* **What to do**: Extract each line of the data and write it out again exactly.

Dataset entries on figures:
— BEGIN —

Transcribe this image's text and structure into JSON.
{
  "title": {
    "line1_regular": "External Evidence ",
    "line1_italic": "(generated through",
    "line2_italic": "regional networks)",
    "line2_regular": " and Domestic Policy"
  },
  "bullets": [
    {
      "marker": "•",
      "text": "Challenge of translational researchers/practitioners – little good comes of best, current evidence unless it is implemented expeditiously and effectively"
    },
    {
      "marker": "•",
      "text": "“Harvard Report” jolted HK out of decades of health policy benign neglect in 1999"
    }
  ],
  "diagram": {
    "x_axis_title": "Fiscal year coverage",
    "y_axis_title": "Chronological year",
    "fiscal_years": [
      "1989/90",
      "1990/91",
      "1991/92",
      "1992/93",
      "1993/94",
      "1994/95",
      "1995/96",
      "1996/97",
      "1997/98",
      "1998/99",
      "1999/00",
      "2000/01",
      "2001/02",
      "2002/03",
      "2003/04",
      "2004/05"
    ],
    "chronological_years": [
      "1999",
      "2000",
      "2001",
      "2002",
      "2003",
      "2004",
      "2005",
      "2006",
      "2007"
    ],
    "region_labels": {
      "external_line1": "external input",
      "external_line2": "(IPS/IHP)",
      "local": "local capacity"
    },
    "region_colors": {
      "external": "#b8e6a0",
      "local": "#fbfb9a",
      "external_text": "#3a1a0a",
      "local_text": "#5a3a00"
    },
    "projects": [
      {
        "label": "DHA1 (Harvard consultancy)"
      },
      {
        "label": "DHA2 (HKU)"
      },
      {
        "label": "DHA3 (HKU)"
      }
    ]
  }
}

— END —

* **Answer to the task**:
Transcribe this image's text and structure into JSON.
{
  "title": {
    "line1_regular": "External Evidence ",
    "line1_italic": "(generated through",
    "line2_italic": "regional networks)",
    "line2_regular": " and Domestic Policy"
  },
  "bullets": [
    {
      "marker": "•",
      "text": "Challenge of translational researchers/practitioners – little good comes of best, current evidence unless it is implemented expeditiously and effectively"
    },
    {
      "marker": "•",
      "text": "“Harvard Report” jolted HK out of decades of health policy benign neglect in 1999"
    }
  ],
  "diagram": {
    "x_axis_title": "Fiscal year coverage",
    "y_axis_title": "Chronological year",
    "fiscal_years": [
      "1989/90",
      "1990/91",
      "1991/92",
      "1992/93",
      "1993/94",
      "1994/95",
      "1995/96",
      "1996/97",
      "1997/98",
      "1998/99",
      "1999/00",
      "2000/01",
      "2001/02",
      "2002/03",
      "2003/04",
      "2004/05"
    ],
    "chronological_years": [
      "1999",
      "2000",
      "2001",
      "2002",
      "2003",
      "2004",
      "2005",
      "2006",
      "2007"
    ],
    "region_labels": {
      "external_line1": "external input",
      "external_line2": "(IPS/IHP)",
      "local": "local capacity"
    },
    "region_colors": {
      "external": "#b8e6a0",
      "local": "#fbfb9a",
      "external_text": "#3a1a0a",
      "local_text": "#5a3a00"
    },
    "projects": [
      {
        "label": "DHA1 (Harvard consultancy)"
      },
      {
        "label": "DHA2 (HKU)"
      },
      {
        "label": "DHA3 (HKU)"
      }
    ]
  }
}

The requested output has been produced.